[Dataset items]
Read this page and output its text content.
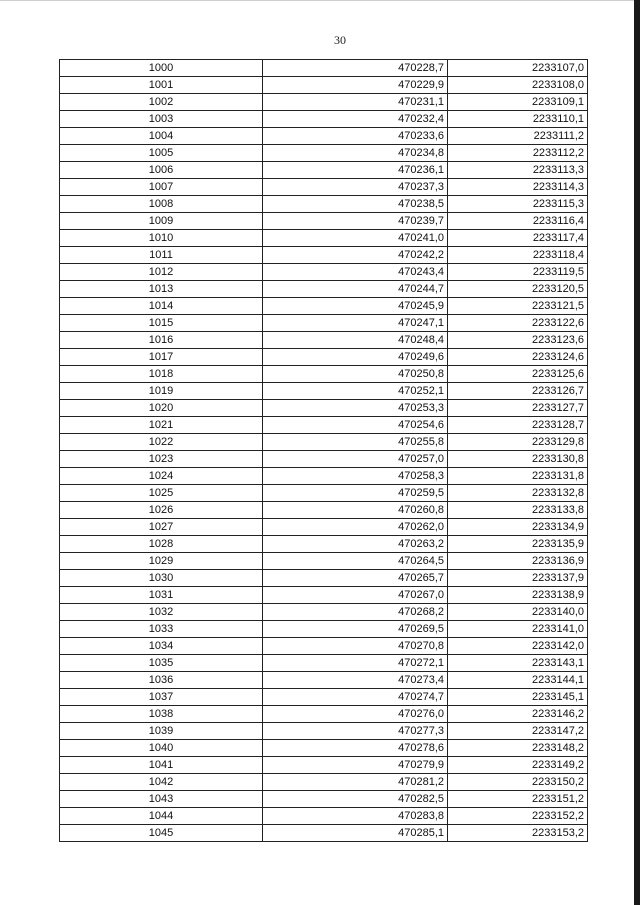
30
1000	470228,7	2233107,0
1001	470229,9	2233108,0
1002	470231,1	2233109,1
1003	470232,4	2233110,1
1004	470233,6	2233111,2
1005	470234,8	2233112,2
1006	470236,1	2233113,3
1007	470237,3	2233114,3
1008	470238,5	2233115,3
1009	470239,7	2233116,4
1010	470241,0	2233117,4
1011	470242,2	2233118,4
1012	470243,4	2233119,5
1013	470244,7	2233120,5
1014	470245,9	2233121,5
1015	470247,1	2233122,6
1016	470248,4	2233123,6
1017	470249,6	2233124,6
1018	470250,8	2233125,6
1019	470252,1	2233126,7
1020	470253,3	2233127,7
1021	470254,6	2233128,7
1022	470255,8	2233129,8
1023	470257,0	2233130,8
1024	470258,3	2233131,8
1025	470259,5	2233132,8
1026	470260,8	2233133,8
1027	470262,0	2233134,9
1028	470263,2	2233135,9
1029	470264,5	2233136,9
1030	470265,7	2233137,9
1031	470267,0	2233138,9
1032	470268,2	2233140,0
1033	470269,5	2233141,0
1034	470270,8	2233142,0
1035	470272,1	2233143,1
1036	470273,4	2233144,1
1037	470274,7	2233145,1
1038	470276,0	2233146,2
1039	470277,3	2233147,2
1040	470278,6	2233148,2
1041	470279,9	2233149,2
1042	470281,2	2233150,2
1043	470282,5	2233151,2
1044	470283,8	2233152,2
1045	470285,1	2233153,2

REQUIREMENT:
Repeat the material above in full and exactly, apart from the pictures.

THE RESULT:
Read this page and output its text content.
30
1000	470228,7	2233107,0
1001	470229,9	2233108,0
1002	470231,1	2233109,1
1003	470232,4	2233110,1
1004	470233,6	2233111,2
1005	470234,8	2233112,2
1006	470236,1	2233113,3
1007	470237,3	2233114,3
1008	470238,5	2233115,3
1009	470239,7	2233116,4
1010	470241,0	2233117,4
1011	470242,2	2233118,4
1012	470243,4	2233119,5
1013	470244,7	2233120,5
1014	470245,9	2233121,5
1015	470247,1	2233122,6
1016	470248,4	2233123,6
1017	470249,6	2233124,6
1018	470250,8	2233125,6
1019	470252,1	2233126,7
1020	470253,3	2233127,7
1021	470254,6	2233128,7
1022	470255,8	2233129,8
1023	470257,0	2233130,8
1024	470258,3	2233131,8
1025	470259,5	2233132,8
1026	470260,8	2233133,8
1027	470262,0	2233134,9
1028	470263,2	2233135,9
1029	470264,5	2233136,9
1030	470265,7	2233137,9
1031	470267,0	2233138,9
1032	470268,2	2233140,0
1033	470269,5	2233141,0
1034	470270,8	2233142,0
1035	470272,1	2233143,1
1036	470273,4	2233144,1
1037	470274,7	2233145,1
1038	470276,0	2233146,2
1039	470277,3	2233147,2
1040	470278,6	2233148,2
1041	470279,9	2233149,2
1042	470281,2	2233150,2
1043	470282,5	2233151,2
1044	470283,8	2233152,2
1045	470285,1	2233153,2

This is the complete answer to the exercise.